WHAT YOU NEED TO DO.
Look for "LinkedTo" in each line of the entries, and return the matching lines.

DATASET EXCERPTS.
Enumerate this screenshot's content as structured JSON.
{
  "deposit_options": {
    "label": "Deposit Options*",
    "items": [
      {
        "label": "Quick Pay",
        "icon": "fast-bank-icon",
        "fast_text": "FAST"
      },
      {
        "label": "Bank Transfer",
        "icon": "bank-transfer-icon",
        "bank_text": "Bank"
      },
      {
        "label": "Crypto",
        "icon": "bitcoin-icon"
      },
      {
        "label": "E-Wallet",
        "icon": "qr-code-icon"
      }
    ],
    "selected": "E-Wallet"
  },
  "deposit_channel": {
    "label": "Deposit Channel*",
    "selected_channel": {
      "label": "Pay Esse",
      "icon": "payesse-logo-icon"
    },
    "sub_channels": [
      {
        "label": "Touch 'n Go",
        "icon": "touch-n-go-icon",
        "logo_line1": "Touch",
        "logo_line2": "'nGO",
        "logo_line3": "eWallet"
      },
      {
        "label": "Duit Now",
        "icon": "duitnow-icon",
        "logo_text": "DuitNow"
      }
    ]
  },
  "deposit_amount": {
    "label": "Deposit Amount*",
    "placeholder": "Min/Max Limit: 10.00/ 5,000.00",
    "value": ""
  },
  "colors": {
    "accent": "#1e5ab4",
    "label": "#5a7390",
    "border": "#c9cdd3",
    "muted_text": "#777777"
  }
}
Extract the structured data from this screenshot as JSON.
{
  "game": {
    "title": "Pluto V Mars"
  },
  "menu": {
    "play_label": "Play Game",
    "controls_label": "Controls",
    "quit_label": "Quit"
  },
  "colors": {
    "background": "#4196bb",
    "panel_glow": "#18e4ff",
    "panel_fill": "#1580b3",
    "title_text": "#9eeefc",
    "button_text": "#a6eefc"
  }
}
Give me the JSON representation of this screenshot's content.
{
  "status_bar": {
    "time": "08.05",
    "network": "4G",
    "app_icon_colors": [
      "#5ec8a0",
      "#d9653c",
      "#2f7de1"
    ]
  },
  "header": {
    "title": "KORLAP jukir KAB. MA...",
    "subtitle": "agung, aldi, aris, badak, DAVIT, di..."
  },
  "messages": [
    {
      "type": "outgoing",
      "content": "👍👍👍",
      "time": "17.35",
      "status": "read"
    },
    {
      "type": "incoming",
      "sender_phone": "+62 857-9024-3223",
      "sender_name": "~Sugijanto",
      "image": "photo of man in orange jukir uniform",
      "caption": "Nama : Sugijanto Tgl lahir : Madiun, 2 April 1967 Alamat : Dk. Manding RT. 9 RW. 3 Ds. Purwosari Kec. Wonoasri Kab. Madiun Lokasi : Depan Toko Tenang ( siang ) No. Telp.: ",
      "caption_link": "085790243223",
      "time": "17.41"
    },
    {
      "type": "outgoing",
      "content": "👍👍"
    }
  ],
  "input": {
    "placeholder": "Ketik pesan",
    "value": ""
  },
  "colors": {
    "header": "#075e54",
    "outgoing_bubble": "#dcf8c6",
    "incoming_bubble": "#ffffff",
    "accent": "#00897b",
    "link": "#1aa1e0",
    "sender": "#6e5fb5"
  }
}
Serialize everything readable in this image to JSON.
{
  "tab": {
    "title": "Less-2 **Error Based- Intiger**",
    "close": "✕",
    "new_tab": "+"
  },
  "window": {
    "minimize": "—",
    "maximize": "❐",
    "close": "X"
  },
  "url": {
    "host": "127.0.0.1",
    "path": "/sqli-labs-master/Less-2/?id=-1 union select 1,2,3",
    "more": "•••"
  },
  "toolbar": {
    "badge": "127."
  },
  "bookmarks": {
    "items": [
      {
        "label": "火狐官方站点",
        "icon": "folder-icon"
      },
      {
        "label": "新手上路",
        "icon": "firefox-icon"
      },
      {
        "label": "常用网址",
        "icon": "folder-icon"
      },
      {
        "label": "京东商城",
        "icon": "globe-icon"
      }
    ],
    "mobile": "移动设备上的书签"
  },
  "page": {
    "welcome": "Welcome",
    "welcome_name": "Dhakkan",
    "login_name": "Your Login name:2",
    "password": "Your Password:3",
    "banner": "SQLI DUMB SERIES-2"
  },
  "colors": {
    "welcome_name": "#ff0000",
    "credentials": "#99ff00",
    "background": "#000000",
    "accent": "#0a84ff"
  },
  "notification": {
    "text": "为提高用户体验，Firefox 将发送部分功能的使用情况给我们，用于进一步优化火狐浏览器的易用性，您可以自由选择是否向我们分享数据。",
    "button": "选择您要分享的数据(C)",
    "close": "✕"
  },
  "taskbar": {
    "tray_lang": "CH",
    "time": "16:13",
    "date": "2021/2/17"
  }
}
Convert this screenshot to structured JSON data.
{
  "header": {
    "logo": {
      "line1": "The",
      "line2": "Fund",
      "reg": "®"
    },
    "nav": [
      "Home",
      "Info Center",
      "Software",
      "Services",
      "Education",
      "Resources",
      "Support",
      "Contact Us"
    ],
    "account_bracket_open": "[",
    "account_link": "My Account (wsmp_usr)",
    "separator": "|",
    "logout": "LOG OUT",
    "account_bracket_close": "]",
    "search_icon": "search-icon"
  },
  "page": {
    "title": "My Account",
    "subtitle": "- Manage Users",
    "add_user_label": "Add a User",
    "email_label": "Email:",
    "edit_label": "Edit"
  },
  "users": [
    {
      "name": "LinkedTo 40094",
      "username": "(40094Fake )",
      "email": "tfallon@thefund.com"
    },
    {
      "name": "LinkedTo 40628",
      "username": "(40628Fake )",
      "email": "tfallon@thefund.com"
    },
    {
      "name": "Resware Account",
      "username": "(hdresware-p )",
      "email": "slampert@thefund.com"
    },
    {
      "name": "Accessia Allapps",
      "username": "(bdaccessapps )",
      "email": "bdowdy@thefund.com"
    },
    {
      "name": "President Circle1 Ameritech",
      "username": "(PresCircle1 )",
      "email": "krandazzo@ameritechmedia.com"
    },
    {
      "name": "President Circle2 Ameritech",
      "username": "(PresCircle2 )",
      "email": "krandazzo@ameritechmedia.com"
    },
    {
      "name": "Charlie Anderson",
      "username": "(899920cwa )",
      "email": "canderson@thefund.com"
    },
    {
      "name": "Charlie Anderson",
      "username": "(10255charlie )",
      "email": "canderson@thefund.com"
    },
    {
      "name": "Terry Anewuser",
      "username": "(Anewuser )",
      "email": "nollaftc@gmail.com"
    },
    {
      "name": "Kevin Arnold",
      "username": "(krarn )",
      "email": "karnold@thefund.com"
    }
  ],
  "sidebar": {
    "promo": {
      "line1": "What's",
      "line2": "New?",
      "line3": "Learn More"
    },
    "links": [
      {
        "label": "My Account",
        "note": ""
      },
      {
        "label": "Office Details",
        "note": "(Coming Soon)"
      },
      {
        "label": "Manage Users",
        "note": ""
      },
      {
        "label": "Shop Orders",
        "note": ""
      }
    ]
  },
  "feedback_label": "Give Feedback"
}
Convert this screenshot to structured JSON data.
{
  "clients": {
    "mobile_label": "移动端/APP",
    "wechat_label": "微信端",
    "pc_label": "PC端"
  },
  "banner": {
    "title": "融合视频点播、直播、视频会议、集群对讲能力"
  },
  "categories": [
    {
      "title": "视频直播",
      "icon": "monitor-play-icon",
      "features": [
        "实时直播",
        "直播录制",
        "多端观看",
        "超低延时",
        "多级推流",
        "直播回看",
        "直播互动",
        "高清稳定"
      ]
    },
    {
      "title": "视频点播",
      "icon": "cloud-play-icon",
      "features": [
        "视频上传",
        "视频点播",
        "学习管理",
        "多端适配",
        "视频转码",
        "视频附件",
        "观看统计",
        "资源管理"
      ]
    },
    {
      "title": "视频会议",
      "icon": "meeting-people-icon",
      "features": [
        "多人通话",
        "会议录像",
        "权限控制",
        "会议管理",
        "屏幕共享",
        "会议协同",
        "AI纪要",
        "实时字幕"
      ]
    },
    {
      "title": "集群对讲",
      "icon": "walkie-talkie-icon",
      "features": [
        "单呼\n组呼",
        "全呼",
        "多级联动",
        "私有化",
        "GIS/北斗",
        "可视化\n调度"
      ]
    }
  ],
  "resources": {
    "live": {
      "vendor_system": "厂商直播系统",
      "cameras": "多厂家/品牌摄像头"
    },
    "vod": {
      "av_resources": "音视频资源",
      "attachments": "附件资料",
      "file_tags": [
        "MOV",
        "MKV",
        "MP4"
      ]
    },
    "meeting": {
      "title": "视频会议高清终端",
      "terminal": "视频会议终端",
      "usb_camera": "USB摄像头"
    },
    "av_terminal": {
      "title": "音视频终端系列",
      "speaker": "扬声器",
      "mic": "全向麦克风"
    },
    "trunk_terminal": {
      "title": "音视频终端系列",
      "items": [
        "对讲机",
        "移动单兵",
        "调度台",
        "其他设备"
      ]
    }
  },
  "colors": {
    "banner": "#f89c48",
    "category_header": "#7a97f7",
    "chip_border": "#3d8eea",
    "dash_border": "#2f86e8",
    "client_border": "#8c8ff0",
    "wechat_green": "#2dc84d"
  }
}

RESPONSE TO THIS EXERCISE.
      "name": "LinkedTo 40094",
      "name": "LinkedTo 40628",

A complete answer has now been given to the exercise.